### Saved entries
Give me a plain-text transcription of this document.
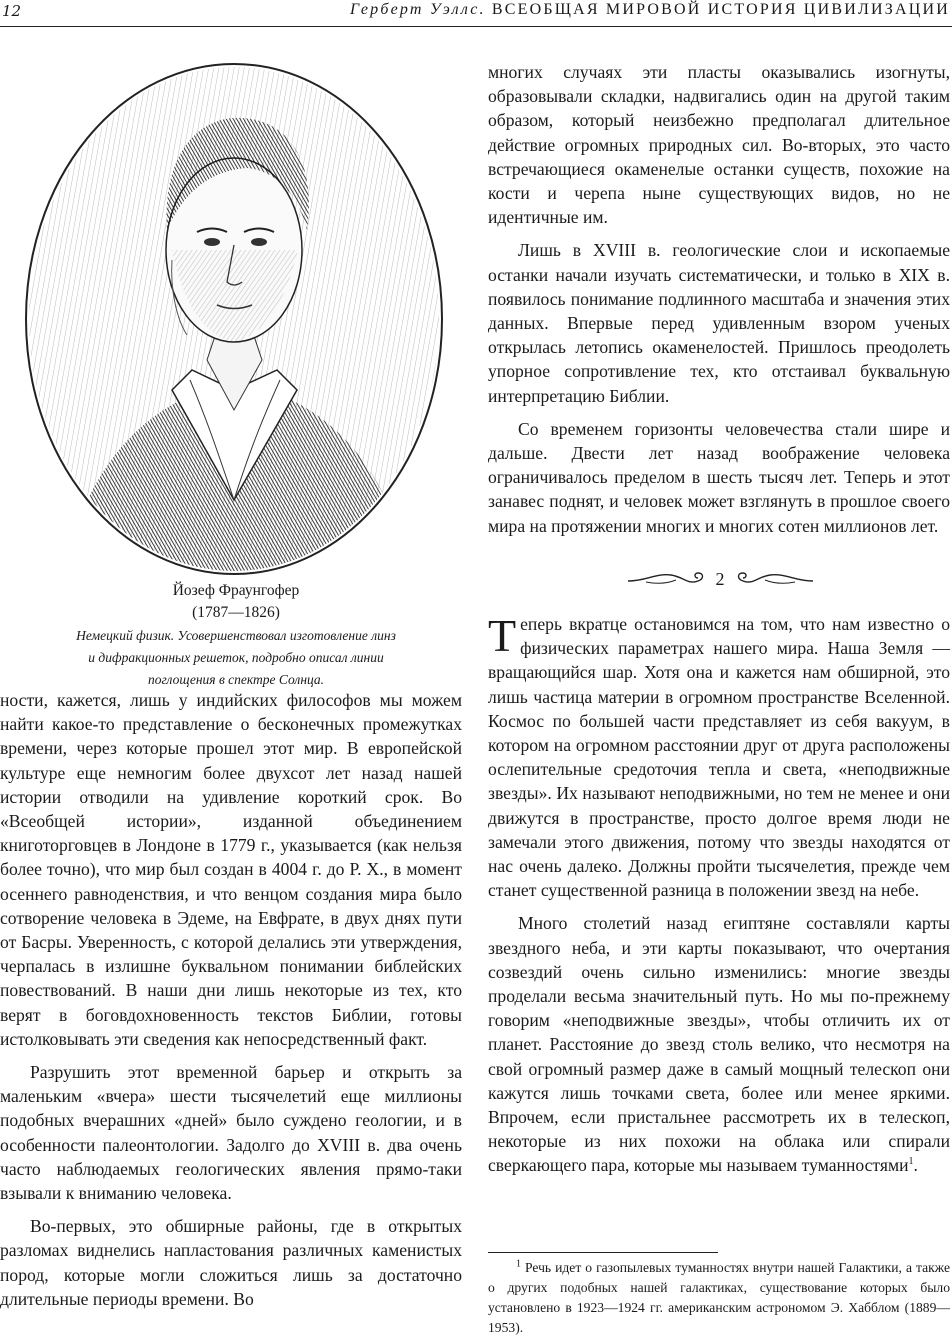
12	Герберт Уэллс. ВСЕОБЩАЯ МИРОВОЙ ИСТОРИЯ ЦИВИЛИЗАЦИИ
Йозеф Фраунгофер
(1787—1826)
Немецкий физик. Усовершенствовал изготовление линз
и дифракционных решеток, подробно описал линии
поглощения в спектре Солнца.

ности, кажется, лишь у индийских философов мы можем найти какое-то представление о бесконечных промежутках времени, через которые прошел этот мир. В европейской культуре еще немногим более двухсот лет назад нашей истории отводили на удивление короткий срок. Во «Всеобщей истории», изданной объединением книготорговцев в Лондоне в 1779 г., указывается (как нельзя более точно), что мир был создан в 4004 г. до Р. Х., в момент осеннего равноденствия, и что венцом создания мира было сотворение человека в Эдеме, на Евфрате, в двух днях пути от Басры. Уверенность, с которой делались эти утверждения, черпалась в излишне буквальном понимании библейских повествований. В наши дни лишь некоторые из тех, кто верят в боговдохновенность текстов Библии, готовы истолковывать эти сведения как непосредственный факт.

Разрушить этот временной барьер и открыть за маленьким «вчера» шести тысячелетий еще миллионы подобных вчерашних «дней» было суждено геологии, и в особенности палеонтологии. Задолго до XVIII в. два очень часто наблюдаемых геологических явления прямо-таки взывали к вниманию человека.

Во-первых, это обширные районы, где в открытых разломах виднелись напластования различных каменистых пород, которые могли сложиться лишь за достаточно длительные периоды времени. Во

многих случаях эти пласты оказывались изогнуты, образовывали складки, надвигались один на другой таким образом, который неизбежно предполагал длительное действие огромных природных сил. Во-вторых, это часто встречающиеся окаменелые останки существ, похожие на кости и черепа ныне существующих видов, но не идентичные им.

Лишь в XVIII в. геологические слои и ископаемые останки начали изучать систематически, и только в XIX в. появилось понимание подлинного масштаба и значения этих данных. Впервые перед удивленным взором ученых открылась летопись окаменелостей. Пришлось преодолеть упорное сопротивление тех, кто отстаивал буквальную интерпретацию Библии.

Со временем горизонты человечества стали шире и дальше. Двести лет назад воображение человека ограничивалось пределом в шесть тысяч лет. Теперь и этот занавес поднят, и человек может взглянуть в прошлое своего мира на протяжении многих и многих сотен миллионов лет.

2

Теперь вкратце остановимся на том, что нам известно о физических параметрах нашего мира. Наша Земля — вращающийся шар. Хотя она и кажется нам обширной, это лишь частица материи в огромном пространстве Вселенной. Космос по большей части представляет из себя вакуум, в котором на огромном расстоянии друг от друга расположены ослепительные средоточия тепла и света, «неподвижные звезды». Их называют неподвижными, но тем не менее и они движутся в пространстве, просто долгое время люди не замечали этого движения, потому что звезды находятся от нас очень далеко. Должны пройти тысячелетия, прежде чем станет существенной разница в положении звезд на небе.

Много столетий назад египтяне составляли карты звездного неба, и эти карты показывают, что очертания созвездий очень сильно изменились: многие звезды проделали весьма значительный путь. Но мы по-прежнему говорим «неподвижные звезды», чтобы отличить их от планет. Расстояние до звезд столь велико, что несмотря на свой огромный размер даже в самый мощный телескоп они кажутся лишь точками света, более или менее яркими. Впрочем, если пристальнее рассмотреть их в телескоп, некоторые из них похожи на облака или спирали сверкающего пара, которые мы называем туманностями$^1$.

$^1$ Речь идет о газопылевых туманностях внутри нашей Галактики, а также о других подобных нашей галактиках, существование которых было установлено в 1923—1924 гг. американским астрономом Э. Хабблом (1889—1953).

### What you will do
Go through the data above and find the lines with the word "XVIII". Copy each of those lines.

### The reply
Разрушить этот временной барьер и открыть за маленьким «вчера» шести тысячелетий еще миллионы подобных вчерашних «дней» было суждено геологии, и в особенности палеонтологии. Задолго до XVIII в. два очень часто наблюдаемых геологических явления прямо-таки взывали к вниманию человека.
Лишь в XVIII в. геологические слои и ископаемые останки начали изучать систематически, и только в XIX в. появилось понимание подлинного масштаба и значения этих данных. Впервые перед удивленным взором ученых открылась летопись окаменелостей. Пришлось преодолеть упорное сопротивление тех, кто отстаивал буквальную интерпретацию Библии.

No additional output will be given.